**PROBLEM TO WORK ON:** Can you output the records below exactly as they are written?

**RECORDS FOR THE EXERCISE:**
=======
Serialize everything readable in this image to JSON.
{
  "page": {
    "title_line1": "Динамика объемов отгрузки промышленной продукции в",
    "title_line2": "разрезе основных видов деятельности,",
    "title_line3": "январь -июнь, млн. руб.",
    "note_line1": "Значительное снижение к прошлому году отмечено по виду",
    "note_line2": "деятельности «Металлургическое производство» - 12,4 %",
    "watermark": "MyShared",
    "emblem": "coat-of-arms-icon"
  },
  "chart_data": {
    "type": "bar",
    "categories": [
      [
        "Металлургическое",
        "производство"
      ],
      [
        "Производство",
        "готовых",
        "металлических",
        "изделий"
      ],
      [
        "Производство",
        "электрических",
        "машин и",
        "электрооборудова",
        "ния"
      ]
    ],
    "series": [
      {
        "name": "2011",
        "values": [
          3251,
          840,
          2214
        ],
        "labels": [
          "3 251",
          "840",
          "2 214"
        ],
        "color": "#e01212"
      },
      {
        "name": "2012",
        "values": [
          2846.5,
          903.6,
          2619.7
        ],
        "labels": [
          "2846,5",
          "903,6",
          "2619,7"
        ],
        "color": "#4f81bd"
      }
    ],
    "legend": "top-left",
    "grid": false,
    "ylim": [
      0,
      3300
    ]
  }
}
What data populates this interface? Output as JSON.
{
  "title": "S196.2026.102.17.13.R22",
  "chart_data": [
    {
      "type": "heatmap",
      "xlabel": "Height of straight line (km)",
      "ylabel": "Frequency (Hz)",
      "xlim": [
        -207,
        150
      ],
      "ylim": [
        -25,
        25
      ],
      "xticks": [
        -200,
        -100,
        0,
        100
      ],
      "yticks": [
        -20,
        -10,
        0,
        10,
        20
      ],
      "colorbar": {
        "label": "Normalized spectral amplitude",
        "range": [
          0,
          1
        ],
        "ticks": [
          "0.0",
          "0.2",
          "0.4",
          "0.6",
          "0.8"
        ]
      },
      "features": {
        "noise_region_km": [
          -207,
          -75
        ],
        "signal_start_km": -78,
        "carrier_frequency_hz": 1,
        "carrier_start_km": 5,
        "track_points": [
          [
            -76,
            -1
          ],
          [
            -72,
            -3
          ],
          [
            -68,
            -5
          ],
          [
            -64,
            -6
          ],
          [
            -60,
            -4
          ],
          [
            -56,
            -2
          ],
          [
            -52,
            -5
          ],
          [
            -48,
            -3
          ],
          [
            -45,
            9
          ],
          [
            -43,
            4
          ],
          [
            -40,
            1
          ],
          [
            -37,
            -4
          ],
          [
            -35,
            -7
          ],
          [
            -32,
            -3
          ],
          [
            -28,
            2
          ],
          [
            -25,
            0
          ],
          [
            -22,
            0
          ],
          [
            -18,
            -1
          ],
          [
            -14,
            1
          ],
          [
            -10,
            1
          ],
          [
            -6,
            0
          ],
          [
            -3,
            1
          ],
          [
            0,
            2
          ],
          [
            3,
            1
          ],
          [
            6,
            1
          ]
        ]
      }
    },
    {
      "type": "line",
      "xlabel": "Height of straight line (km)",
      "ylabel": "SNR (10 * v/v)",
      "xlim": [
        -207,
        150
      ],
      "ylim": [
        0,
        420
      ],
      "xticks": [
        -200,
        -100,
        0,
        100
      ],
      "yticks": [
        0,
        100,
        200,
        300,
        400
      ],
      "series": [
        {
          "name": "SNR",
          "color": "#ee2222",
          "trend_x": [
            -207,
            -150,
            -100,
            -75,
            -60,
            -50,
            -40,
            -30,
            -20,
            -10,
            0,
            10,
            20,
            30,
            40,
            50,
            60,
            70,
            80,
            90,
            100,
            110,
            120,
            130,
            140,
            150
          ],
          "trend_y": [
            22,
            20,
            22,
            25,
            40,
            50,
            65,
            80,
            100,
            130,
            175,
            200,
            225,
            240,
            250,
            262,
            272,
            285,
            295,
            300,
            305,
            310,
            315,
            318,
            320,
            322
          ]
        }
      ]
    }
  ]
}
=======
**CORRECT RESULT:**
Serialize everything readable in this image to JSON.
{
  "page": {
    "title_line1": "Динамика объемов отгрузки промышленной продукции в",
    "title_line2": "разрезе основных видов деятельности,",
    "title_line3": "январь -июнь, млн. руб.",
    "note_line1": "Значительное снижение к прошлому году отмечено по виду",
    "note_line2": "деятельности «Металлургическое производство» - 12,4 %",
    "watermark": "MyShared",
    "emblem": "coat-of-arms-icon"
  },
  "chart_data": {
    "type": "bar",
    "categories": [
      [
        "Металлургическое",
        "производство"
      ],
      [
        "Производство",
        "готовых",
        "металлических",
        "изделий"
      ],
      [
        "Производство",
        "электрических",
        "машин и",
        "электрооборудова",
        "ния"
      ]
    ],
    "series": [
      {
        "name": "2011",
        "values": [
          3251,
          840,
          2214
        ],
        "labels": [
          "3 251",
          "840",
          "2 214"
        ],
        "color": "#e01212"
      },
      {
        "name": "2012",
        "values": [
          2846.5,
          903.6,
          2619.7
        ],
        "labels": [
          "2846,5",
          "903,6",
          "2619,7"
        ],
        "color": "#4f81bd"
      }
    ],
    "legend": "top-left",
    "grid": false,
    "ylim": [
      0,
      3300
    ]
  }
}
What data populates this interface? Output as JSON.
{
  "title": "S196.2026.102.17.13.R22",
  "chart_data": [
    {
      "type": "heatmap",
      "xlabel": "Height of straight line (km)",
      "ylabel": "Frequency (Hz)",
      "xlim": [
        -207,
        150
      ],
      "ylim": [
        -25,
        25
      ],
      "xticks": [
        -200,
        -100,
        0,
        100
      ],
      "yticks": [
        -20,
        -10,
        0,
        10,
        20
      ],
      "colorbar": {
        "label": "Normalized spectral amplitude",
        "range": [
          0,
          1
        ],
        "ticks": [
          "0.0",
          "0.2",
          "0.4",
          "0.6",
          "0.8"
        ]
      },
      "features": {
        "noise_region_km": [
          -207,
          -75
        ],
        "signal_start_km": -78,
        "carrier_frequency_hz": 1,
        "carrier_start_km": 5,
        "track_points": [
          [
            -76,
            -1
          ],
          [
            -72,
            -3
          ],
          [
            -68,
            -5
          ],
          [
            -64,
            -6
          ],
          [
            -60,
            -4
          ],
          [
            -56,
            -2
          ],
          [
            -52,
            -5
          ],
          [
            -48,
            -3
          ],
          [
            -45,
            9
          ],
          [
            -43,
            4
          ],
          [
            -40,
            1
          ],
          [
            -37,
            -4
          ],
          [
            -35,
            -7
          ],
          [
            -32,
            -3
          ],
          [
            -28,
            2
          ],
          [
            -25,
            0
          ],
          [
            -22,
            0
          ],
          [
            -18,
            -1
          ],
          [
            -14,
            1
          ],
          [
            -10,
            1
          ],
          [
            -6,
            0
          ],
          [
            -3,
            1
          ],
          [
            0,
            2
          ],
          [
            3,
            1
          ],
          [
            6,
            1
          ]
        ]
      }
    },
    {
      "type": "line",
      "xlabel": "Height of straight line (km)",
      "ylabel": "SNR (10 * v/v)",
      "xlim": [
        -207,
        150
      ],
      "ylim": [
        0,
        420
      ],
      "xticks": [
        -200,
        -100,
        0,
        100
      ],
      "yticks": [
        0,
        100,
        200,
        300,
        400
      ],
      "series": [
        {
          "name": "SNR",
          "color": "#ee2222",
          "trend_x": [
            -207,
            -150,
            -100,
            -75,
            -60,
            -50,
            -40,
            -30,
            -20,
            -10,
            0,
            10,
            20,
            30,
            40,
            50,
            60,
            70,
            80,
            90,
            100,
            110,
            120,
            130,
            140,
            150
          ],
          "trend_y": [
            22,
            20,
            22,
            25,
            40,
            50,
            65,
            80,
            100,
            130,
            175,
            200,
            225,
            240,
            250,
            262,
            272,
            285,
            295,
            300,
            305,
            310,
            315,
            318,
            320,
            322
          ]
        }
      ]
    }
  ]
}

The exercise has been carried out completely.